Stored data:
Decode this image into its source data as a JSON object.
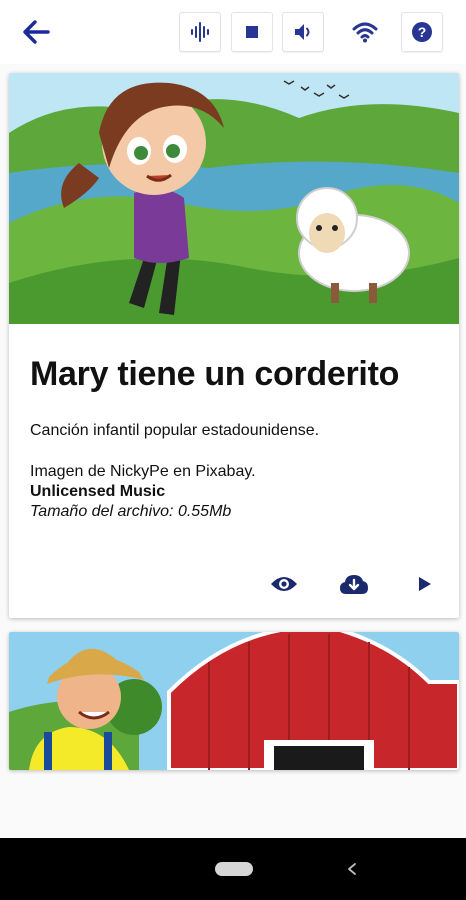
{
  "colors": {
    "accent": "#1a2a9c",
    "icon_dark": "#283593",
    "nav_bg": "#000000"
  },
  "toolbar": {
    "back_icon": "arrow-left-icon",
    "buttons": [
      {
        "icon": "voice-waveform-icon"
      },
      {
        "icon": "stop-icon"
      },
      {
        "icon": "volume-icon"
      },
      {
        "icon": "wifi-icon"
      },
      {
        "icon": "help-icon"
      }
    ]
  },
  "cards": [
    {
      "title": "Mary tiene un corderito",
      "description": "Canción infantil popular estadounidense.",
      "credit": "Imagen de NickyPe en Pixabay.",
      "license": "Unlicensed Music",
      "file_size": "Tamaño del archivo: 0.55Mb",
      "actions": [
        {
          "icon": "eye-icon"
        },
        {
          "icon": "cloud-download-icon"
        },
        {
          "icon": "play-icon"
        }
      ]
    },
    {
      "image": "farmer-barn-illustration"
    }
  ],
  "navbar": {
    "home_icon": "home-pill-icon",
    "back_icon": "nav-back-icon"
  }
}
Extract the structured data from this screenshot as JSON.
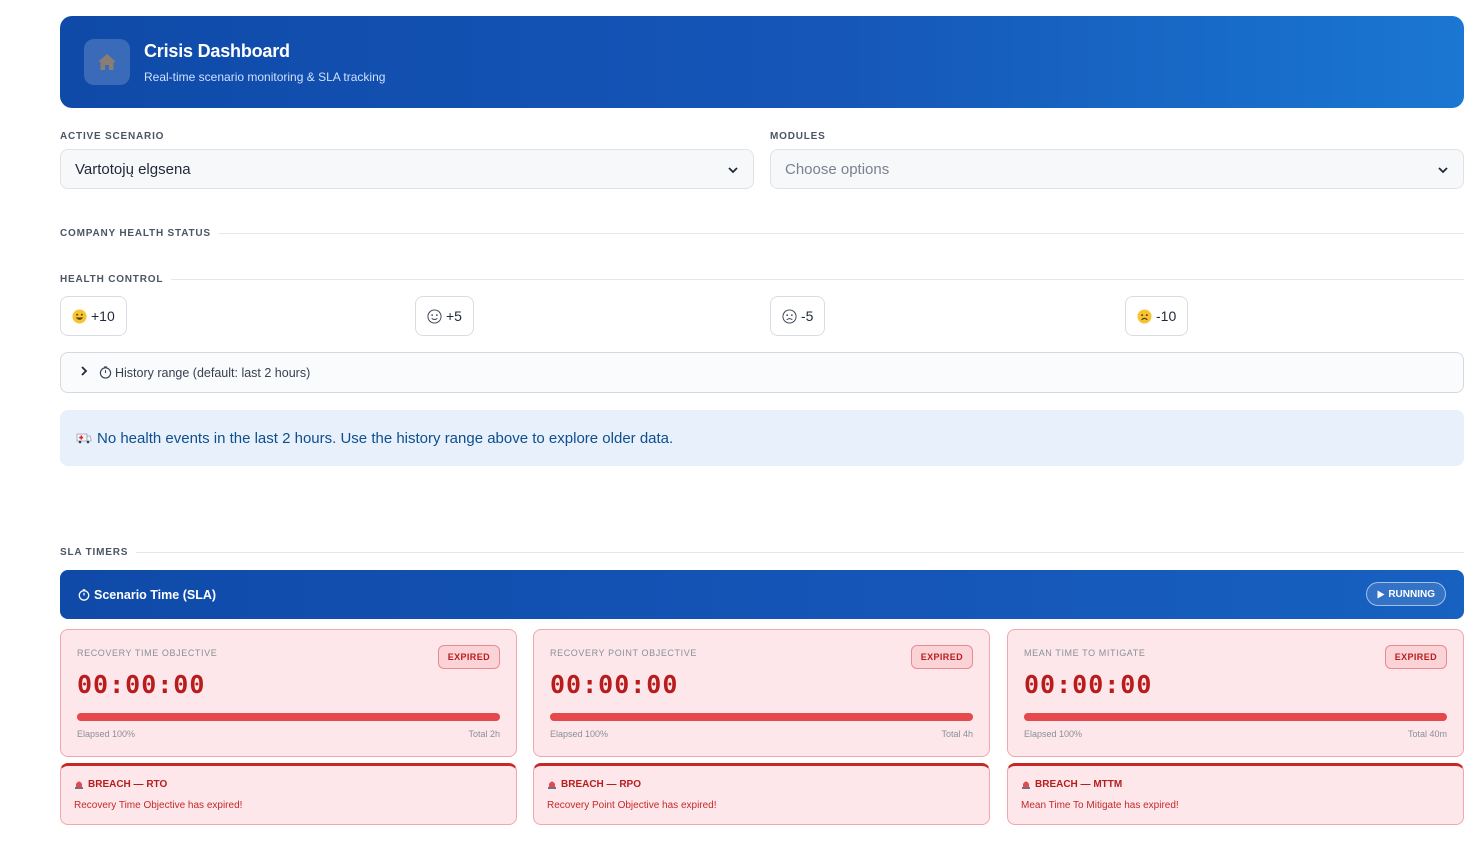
{
  "header": {
    "title": "Crisis Dashboard",
    "subtitle": "Real-time scenario monitoring & SLA tracking",
    "icon": "home-icon"
  },
  "scenario": {
    "label": "ACTIVE SCENARIO",
    "value": "Vartotojų elgsena"
  },
  "modules": {
    "label": "MODULES",
    "placeholder": "Choose options"
  },
  "sections": {
    "company_health": "COMPANY HEALTH STATUS",
    "health_control": "HEALTH CONTROL",
    "sla_timers": "SLA TIMERS"
  },
  "health_buttons": [
    {
      "label": "+10",
      "icon": "grinning-face-icon"
    },
    {
      "label": "+5",
      "icon": "slight-smile-icon"
    },
    {
      "label": "-5",
      "icon": "slight-frown-icon"
    },
    {
      "label": "-10",
      "icon": "worried-face-icon"
    }
  ],
  "history": {
    "label": "History range (default: last 2 hours)"
  },
  "info": {
    "message": "No health events in the last 2 hours. Use the history range above to explore older data."
  },
  "sla": {
    "title": "Scenario Time (SLA)",
    "status": "RUNNING",
    "timers": [
      {
        "title": "RECOVERY TIME OBJECTIVE",
        "badge": "EXPIRED",
        "time": "00:00:00",
        "elapsed_label": "Elapsed 100%",
        "elapsed_fraction": 1.0,
        "total_label": "Total 2h"
      },
      {
        "title": "RECOVERY POINT OBJECTIVE",
        "badge": "EXPIRED",
        "time": "00:00:00",
        "elapsed_label": "Elapsed 100%",
        "elapsed_fraction": 1.0,
        "total_label": "Total 4h"
      },
      {
        "title": "MEAN TIME TO MITIGATE",
        "badge": "EXPIRED",
        "time": "00:00:00",
        "elapsed_label": "Elapsed 100%",
        "elapsed_fraction": 1.0,
        "total_label": "Total 40m"
      }
    ],
    "breaches": [
      {
        "title": "BREACH — RTO",
        "message": "Recovery Time Objective has expired!"
      },
      {
        "title": "BREACH — RPO",
        "message": "Recovery Point Objective has expired!"
      },
      {
        "title": "BREACH — MTTM",
        "message": "Mean Time To Mitigate has expired!"
      }
    ]
  },
  "colors": {
    "primary": "#1556b8",
    "danger": "#b91c1c",
    "danger_bg": "#fde7ea",
    "info_bg": "#e7f0fb"
  }
}
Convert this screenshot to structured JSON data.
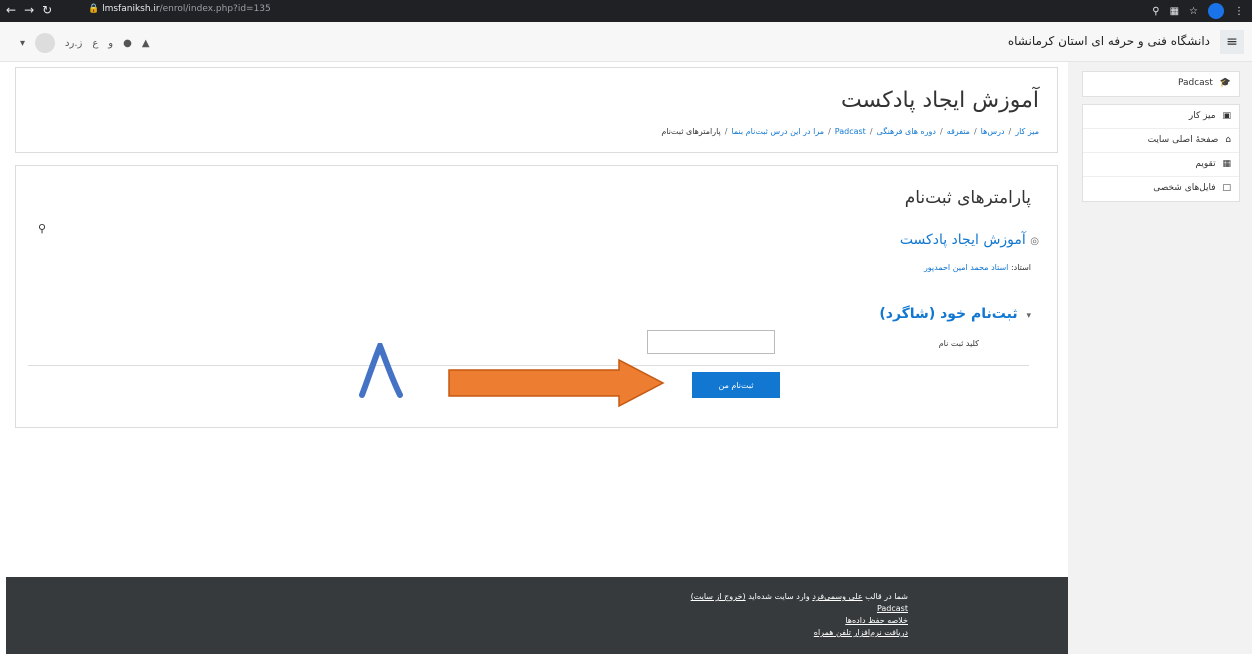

Task to carry out: From the material above, copy everything exactly but the pictures.

Task result:
Decode this image into its source data as a JSON object.
{
  "colors": {
    "accent": "#1a2a9c",
    "icon_dark": "#283593",
    "nav_bg": "#000000"
  },
  "toolbar": {
    "back_icon": "arrow-left-icon",
    "buttons": [
      {
        "icon": "voice-waveform-icon"
      },
      {
        "icon": "stop-icon"
      },
      {
        "icon": "volume-icon"
      },
      {
        "icon": "wifi-icon"
      },
      {
        "icon": "help-icon"
      }
    ]
  },
  "cards": [
    {
      "title": "Mary tiene un corderito",
      "description": "Canción infantil popular estadounidense.",
      "credit": "Imagen de NickyPe en Pixabay.",
      "license": "Unlicensed Music",
      "file_size": "Tamaño del archivo: 0.55Mb",
      "actions": [
        {
          "icon": "eye-icon"
        },
        {
          "icon": "cloud-download-icon"
        },
        {
          "icon": "play-icon"
        }
      ]
    },
    {
      "image": "farmer-barn-illustration"
    }
  ],
  "navbar": {
    "home_icon": "home-pill-icon",
    "back_icon": "nav-back-icon"
  }
}
Extract the structured data from this screenshot as JSON.
{
  "header": {
    "title": "Crisis Dashboard",
    "subtitle": "Real-time scenario monitoring & SLA tracking",
    "icon": "home-icon"
  },
  "scenario": {
    "label": "ACTIVE SCENARIO",
    "value": "Vartotojų elgsena"
  },
  "modules": {
    "label": "MODULES",
    "placeholder": "Choose options"
  },
  "sections": {
    "company_health": "COMPANY HEALTH STATUS",
    "health_control": "HEALTH CONTROL",
    "sla_timers": "SLA TIMERS"
  },
  "health_buttons": [
    {
      "label": "+10",
      "icon": "grinning-face-icon"
    },
    {
      "label": "+5",
      "icon": "slight-smile-icon"
    },
    {
      "label": "-5",
      "icon": "slight-frown-icon"
    },
    {
      "label": "-10",
      "icon": "worried-face-icon"
    }
  ],
  "history": {
    "label": "History range (default: last 2 hours)"
  },
  "info": {
    "message": "No health events in the last 2 hours. Use the history range above to explore older data."
  },
  "sla": {
    "title": "Scenario Time (SLA)",
    "status": "RUNNING",
    "timers": [
      {
        "title": "RECOVERY TIME OBJECTIVE",
        "badge": "EXPIRED",
        "time": "00:00:00",
        "elapsed_label": "Elapsed 100%",
        "elapsed_fraction": 1.0,
        "total_label": "Total 2h"
      },
      {
        "title": "RECOVERY POINT OBJECTIVE",
        "badge": "EXPIRED",
        "time": "00:00:00",
        "elapsed_label": "Elapsed 100%",
        "elapsed_fraction": 1.0,
        "total_label": "Total 4h"
      },
      {
        "title": "MEAN TIME TO MITIGATE",
        "badge": "EXPIRED",
        "time": "00:00:00",
        "elapsed_label": "Elapsed 100%",
        "elapsed_fraction": 1.0,
        "total_label": "Total 40m"
      }
    ],
    "breaches": [
      {
        "title": "BREACH — RTO",
        "message": "Recovery Time Objective has expired!"
      },
      {
        "title": "BREACH — RPO",
        "message": "Recovery Point Objective has expired!"
      },
      {
        "title": "BREACH — MTTM",
        "message": "Mean Time To Mitigate has expired!"
      }
    ]
  },
  "colors": {
    "primary": "#1556b8",
    "danger": "#b91c1c",
    "danger_bg": "#fde7ea",
    "info_bg": "#e7f0fb"
  }
}
Convert this screenshot to structured JSON data.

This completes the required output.